Work required
Give only the number of lines below that contain the word "Viewing".

Data to process
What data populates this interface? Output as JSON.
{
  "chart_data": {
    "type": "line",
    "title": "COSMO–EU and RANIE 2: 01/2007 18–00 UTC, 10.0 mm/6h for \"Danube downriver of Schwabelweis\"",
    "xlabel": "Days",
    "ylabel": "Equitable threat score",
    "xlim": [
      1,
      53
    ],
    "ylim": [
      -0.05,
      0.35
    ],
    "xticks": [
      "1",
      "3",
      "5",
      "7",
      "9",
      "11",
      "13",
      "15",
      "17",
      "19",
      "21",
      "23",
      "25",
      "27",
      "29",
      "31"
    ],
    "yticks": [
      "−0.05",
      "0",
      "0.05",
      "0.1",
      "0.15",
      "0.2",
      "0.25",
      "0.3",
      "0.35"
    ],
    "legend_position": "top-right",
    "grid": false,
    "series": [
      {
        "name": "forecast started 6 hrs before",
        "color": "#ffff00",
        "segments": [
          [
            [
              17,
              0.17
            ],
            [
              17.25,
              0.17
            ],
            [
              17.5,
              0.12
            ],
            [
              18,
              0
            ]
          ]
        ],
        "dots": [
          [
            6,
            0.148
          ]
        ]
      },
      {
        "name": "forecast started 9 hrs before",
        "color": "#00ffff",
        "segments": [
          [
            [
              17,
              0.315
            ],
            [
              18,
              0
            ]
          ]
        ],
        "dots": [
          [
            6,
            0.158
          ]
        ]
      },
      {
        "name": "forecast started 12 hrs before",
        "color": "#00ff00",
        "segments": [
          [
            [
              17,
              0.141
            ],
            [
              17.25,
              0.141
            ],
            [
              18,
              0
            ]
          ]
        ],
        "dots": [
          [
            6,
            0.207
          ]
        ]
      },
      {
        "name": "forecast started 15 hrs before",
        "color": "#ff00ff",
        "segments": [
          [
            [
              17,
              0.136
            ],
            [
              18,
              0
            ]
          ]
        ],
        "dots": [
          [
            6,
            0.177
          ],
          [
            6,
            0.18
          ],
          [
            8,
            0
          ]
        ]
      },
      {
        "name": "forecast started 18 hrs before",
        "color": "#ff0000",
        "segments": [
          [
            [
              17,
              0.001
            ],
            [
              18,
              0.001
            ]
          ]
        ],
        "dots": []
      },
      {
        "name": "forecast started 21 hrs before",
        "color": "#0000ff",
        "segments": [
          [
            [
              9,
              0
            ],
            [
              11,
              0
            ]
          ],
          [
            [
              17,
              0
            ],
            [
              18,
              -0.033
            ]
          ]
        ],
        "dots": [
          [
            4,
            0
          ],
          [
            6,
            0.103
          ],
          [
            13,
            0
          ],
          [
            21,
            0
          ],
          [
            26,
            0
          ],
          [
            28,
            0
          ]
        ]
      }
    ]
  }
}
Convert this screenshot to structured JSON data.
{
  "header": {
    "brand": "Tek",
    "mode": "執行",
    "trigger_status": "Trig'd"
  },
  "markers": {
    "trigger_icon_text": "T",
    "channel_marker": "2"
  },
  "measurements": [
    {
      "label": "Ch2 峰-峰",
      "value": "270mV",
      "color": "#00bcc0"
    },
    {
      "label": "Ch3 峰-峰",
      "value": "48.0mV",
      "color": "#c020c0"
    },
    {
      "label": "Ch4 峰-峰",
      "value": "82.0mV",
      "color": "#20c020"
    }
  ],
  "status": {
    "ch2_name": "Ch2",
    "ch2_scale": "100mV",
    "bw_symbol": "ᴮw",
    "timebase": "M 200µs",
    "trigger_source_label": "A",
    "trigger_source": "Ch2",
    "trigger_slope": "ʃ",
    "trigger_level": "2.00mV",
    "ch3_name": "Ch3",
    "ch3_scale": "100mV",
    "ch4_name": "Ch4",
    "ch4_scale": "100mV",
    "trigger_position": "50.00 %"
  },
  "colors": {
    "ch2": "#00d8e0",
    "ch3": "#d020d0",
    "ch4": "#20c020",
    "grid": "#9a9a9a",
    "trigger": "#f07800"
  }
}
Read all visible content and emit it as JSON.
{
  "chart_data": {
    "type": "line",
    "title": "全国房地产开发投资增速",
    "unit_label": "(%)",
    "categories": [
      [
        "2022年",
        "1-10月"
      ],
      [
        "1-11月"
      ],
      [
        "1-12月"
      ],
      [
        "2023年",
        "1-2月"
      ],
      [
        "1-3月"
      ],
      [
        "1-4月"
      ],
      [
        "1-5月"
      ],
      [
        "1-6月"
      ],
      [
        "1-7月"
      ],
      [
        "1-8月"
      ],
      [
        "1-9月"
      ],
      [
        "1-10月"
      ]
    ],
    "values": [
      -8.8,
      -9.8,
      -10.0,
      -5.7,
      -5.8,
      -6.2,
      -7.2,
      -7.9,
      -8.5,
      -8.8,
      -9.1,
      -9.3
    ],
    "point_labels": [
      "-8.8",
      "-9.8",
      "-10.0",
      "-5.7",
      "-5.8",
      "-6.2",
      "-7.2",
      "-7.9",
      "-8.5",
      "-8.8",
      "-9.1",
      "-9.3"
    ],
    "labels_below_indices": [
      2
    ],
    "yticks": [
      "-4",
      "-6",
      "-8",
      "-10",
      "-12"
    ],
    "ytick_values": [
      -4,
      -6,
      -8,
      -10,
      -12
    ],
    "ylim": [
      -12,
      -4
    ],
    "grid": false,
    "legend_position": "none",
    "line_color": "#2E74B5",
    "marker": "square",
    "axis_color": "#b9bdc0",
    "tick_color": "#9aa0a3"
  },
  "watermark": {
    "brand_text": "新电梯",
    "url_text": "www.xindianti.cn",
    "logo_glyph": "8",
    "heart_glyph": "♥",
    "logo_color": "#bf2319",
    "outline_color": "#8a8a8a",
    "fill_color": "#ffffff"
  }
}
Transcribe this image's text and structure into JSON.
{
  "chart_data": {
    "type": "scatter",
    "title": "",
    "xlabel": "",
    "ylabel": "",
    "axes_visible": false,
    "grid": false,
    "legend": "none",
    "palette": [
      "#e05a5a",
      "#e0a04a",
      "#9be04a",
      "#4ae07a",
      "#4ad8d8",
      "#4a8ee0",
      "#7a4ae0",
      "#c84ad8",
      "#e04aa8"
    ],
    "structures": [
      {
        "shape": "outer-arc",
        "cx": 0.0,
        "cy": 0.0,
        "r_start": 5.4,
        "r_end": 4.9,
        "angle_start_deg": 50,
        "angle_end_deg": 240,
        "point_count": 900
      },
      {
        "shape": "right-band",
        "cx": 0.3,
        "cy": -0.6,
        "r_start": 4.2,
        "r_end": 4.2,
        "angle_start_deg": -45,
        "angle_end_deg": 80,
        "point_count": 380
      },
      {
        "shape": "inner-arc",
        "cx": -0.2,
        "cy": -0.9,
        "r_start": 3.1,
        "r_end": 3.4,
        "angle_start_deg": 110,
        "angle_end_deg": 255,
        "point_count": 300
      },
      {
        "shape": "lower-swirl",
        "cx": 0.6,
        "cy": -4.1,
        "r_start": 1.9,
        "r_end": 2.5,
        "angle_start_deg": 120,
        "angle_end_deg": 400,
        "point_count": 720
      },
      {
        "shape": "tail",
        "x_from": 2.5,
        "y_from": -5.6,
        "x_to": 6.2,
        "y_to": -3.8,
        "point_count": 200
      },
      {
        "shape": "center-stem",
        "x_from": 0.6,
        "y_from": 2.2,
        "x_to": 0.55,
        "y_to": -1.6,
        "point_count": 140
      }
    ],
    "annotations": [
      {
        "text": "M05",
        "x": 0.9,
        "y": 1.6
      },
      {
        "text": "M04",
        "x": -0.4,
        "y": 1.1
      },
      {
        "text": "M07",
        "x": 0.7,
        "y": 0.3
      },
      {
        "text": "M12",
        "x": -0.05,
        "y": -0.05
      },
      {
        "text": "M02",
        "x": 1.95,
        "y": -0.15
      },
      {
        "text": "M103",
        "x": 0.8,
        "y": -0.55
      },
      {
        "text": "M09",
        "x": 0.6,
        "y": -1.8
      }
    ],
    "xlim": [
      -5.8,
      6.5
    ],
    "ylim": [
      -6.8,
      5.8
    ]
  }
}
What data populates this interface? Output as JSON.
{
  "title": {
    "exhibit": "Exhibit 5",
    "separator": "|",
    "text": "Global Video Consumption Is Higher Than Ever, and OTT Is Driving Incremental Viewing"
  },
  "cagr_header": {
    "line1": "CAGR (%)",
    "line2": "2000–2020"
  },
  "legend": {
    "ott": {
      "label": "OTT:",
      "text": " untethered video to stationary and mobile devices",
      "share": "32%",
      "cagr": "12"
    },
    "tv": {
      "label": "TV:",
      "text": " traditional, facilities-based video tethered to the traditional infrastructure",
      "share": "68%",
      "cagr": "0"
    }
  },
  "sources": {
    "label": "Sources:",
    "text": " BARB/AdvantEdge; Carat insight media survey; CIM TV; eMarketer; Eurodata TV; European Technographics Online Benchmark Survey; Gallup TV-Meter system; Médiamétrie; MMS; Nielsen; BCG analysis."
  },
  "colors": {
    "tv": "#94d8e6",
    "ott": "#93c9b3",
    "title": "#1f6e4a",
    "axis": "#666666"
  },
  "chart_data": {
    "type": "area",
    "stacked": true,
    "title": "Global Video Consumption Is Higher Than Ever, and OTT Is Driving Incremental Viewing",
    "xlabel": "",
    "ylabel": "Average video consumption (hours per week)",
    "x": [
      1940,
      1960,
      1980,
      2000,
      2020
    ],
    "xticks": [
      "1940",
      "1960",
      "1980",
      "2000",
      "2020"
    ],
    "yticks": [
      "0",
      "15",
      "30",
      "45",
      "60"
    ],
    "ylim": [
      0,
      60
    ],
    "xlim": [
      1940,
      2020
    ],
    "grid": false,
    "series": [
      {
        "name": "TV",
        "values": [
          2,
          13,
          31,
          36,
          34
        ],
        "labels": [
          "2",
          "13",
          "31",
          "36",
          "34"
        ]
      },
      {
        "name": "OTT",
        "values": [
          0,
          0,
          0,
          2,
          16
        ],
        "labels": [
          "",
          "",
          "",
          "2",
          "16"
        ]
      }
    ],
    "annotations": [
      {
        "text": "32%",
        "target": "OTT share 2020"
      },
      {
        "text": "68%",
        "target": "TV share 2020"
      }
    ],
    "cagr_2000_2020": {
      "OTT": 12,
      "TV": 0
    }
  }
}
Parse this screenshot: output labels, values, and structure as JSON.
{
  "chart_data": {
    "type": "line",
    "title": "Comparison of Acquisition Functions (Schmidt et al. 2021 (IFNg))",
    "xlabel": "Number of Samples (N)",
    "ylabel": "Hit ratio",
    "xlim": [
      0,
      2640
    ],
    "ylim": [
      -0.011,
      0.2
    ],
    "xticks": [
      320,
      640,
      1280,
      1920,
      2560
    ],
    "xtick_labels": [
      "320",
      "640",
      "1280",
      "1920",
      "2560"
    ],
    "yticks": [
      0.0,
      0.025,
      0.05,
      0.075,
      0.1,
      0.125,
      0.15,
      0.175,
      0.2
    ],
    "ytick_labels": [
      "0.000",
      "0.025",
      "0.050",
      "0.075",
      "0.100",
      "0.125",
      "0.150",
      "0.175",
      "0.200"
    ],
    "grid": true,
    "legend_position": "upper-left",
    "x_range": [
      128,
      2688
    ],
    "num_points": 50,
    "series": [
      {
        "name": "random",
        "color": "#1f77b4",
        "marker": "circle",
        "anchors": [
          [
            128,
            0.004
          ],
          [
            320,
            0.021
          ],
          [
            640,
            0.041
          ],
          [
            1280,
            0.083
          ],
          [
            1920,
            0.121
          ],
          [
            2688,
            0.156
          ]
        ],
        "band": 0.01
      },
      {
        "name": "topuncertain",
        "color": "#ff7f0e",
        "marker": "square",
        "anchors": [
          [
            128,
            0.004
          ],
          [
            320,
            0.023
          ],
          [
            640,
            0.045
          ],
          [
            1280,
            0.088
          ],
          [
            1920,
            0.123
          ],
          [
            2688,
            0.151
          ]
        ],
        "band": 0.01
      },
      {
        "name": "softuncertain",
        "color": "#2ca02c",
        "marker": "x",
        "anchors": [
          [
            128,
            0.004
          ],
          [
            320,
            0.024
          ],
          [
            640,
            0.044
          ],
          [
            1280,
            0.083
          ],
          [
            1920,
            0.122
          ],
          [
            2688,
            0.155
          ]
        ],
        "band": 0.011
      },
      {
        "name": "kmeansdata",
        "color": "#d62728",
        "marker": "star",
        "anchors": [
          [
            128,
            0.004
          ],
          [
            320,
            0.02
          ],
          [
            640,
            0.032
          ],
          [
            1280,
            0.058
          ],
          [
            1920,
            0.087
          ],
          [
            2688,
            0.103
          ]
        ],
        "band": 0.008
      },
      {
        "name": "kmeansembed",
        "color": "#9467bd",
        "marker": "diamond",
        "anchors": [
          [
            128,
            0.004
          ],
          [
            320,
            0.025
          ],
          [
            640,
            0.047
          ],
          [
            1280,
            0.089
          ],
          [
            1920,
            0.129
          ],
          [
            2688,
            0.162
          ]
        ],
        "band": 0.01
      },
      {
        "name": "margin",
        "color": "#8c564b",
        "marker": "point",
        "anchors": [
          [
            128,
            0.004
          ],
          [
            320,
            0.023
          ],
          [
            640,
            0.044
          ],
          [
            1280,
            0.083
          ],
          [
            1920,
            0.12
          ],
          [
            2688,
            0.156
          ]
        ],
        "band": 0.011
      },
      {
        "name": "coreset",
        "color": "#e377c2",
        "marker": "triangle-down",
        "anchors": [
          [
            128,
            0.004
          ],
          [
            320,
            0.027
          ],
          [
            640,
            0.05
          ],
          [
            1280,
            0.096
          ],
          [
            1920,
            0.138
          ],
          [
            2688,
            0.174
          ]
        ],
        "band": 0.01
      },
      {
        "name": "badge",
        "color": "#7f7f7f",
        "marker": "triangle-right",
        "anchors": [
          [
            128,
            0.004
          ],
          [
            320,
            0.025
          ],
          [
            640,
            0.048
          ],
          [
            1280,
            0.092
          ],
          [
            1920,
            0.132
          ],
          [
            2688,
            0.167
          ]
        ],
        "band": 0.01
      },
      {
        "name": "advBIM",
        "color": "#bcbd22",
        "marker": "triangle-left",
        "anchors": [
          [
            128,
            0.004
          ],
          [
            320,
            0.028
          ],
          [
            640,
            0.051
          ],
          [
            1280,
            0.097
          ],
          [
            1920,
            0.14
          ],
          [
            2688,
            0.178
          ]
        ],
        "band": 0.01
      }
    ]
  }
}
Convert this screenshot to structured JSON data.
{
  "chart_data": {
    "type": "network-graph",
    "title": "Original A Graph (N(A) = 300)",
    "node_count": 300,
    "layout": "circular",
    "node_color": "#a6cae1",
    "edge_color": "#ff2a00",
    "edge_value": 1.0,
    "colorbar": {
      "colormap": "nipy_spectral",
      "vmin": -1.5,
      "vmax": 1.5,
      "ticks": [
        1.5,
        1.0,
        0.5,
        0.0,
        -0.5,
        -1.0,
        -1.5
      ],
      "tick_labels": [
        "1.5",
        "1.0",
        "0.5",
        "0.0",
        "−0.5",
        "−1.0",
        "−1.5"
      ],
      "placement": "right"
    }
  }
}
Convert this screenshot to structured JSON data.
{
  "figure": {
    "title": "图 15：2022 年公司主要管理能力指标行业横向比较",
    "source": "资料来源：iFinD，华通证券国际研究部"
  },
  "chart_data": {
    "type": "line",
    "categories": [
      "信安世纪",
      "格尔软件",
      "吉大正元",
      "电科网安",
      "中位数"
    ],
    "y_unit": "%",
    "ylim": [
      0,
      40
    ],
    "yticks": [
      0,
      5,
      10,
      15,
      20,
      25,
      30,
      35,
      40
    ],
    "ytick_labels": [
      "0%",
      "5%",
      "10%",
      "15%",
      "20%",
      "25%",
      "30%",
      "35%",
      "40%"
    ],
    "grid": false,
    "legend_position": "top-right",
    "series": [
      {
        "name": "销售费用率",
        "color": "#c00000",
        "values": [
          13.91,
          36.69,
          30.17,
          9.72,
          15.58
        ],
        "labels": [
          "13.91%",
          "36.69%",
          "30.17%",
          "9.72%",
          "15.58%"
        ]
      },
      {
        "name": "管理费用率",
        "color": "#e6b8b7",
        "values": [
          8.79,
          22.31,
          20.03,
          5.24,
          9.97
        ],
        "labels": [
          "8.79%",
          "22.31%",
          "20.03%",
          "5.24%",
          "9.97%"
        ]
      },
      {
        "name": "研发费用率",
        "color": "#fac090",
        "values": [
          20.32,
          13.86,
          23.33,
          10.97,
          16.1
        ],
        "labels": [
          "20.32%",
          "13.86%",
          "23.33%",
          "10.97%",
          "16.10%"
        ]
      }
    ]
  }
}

Result of the exercise
2